TASK STATEMENT - Copy each line below in which the word "приложению" occurs.

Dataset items
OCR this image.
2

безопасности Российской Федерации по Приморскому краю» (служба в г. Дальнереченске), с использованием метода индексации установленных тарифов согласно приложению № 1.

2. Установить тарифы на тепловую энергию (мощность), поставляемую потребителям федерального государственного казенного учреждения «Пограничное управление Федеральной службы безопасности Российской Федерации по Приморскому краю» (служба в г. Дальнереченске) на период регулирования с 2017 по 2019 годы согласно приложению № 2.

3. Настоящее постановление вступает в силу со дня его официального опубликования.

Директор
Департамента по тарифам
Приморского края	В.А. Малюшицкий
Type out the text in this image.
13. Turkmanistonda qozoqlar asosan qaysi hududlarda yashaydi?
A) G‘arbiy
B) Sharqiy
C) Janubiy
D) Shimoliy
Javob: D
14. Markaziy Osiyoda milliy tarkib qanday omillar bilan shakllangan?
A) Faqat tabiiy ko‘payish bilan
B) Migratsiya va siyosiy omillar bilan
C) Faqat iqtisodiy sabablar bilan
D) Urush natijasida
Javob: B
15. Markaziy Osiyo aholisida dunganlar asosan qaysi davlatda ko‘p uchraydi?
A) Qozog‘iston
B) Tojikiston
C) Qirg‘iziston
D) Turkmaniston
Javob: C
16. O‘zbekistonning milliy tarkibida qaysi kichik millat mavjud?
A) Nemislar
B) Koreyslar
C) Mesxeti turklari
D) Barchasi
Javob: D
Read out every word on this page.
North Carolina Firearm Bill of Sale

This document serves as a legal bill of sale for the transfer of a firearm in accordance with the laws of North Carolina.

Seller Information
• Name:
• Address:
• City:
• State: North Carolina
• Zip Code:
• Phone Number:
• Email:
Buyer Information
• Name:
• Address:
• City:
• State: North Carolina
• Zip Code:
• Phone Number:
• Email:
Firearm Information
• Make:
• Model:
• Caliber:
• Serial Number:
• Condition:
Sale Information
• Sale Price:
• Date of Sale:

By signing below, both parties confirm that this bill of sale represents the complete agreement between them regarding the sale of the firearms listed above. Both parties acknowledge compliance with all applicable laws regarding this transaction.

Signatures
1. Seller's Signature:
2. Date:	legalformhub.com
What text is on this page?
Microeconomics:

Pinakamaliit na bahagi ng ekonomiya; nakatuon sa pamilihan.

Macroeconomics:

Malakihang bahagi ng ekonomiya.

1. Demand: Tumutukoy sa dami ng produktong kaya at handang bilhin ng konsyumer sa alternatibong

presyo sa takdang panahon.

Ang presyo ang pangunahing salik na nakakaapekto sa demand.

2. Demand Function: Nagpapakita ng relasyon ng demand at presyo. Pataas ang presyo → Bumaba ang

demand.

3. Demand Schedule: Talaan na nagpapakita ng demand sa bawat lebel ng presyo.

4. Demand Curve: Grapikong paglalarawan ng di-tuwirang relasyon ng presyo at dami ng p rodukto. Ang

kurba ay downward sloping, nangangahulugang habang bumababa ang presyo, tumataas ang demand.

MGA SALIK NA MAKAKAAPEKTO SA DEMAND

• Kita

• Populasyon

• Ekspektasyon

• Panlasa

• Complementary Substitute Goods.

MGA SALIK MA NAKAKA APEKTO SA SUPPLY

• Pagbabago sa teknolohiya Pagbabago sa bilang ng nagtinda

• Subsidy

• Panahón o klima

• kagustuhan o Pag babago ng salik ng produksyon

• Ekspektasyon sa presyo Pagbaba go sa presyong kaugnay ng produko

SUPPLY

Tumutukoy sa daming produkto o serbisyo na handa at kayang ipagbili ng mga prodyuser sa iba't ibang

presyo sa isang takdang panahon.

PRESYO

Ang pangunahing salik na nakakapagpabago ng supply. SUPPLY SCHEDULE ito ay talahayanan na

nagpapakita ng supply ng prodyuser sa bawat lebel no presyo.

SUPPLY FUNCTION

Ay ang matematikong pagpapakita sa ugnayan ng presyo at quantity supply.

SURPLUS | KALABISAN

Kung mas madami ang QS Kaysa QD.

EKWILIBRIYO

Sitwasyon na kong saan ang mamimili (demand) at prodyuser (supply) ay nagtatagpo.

RESPONSE TO THIS TASK -
безопасности Российской Федерации по Приморскому краю» (служба в г. Дальнереченске), с использованием метода индексации установленных тарифов согласно приложению № 1.
2. Установить тарифы на тепловую энергию (мощность), поставляемую потребителям федерального государственного казенного учреждения «Пограничное управление Федеральной службы безопасности Российской Федерации по Приморскому краю» (служба в г. Дальнереченске) на период регулирования с 2017 по 2019 годы согласно приложению № 2.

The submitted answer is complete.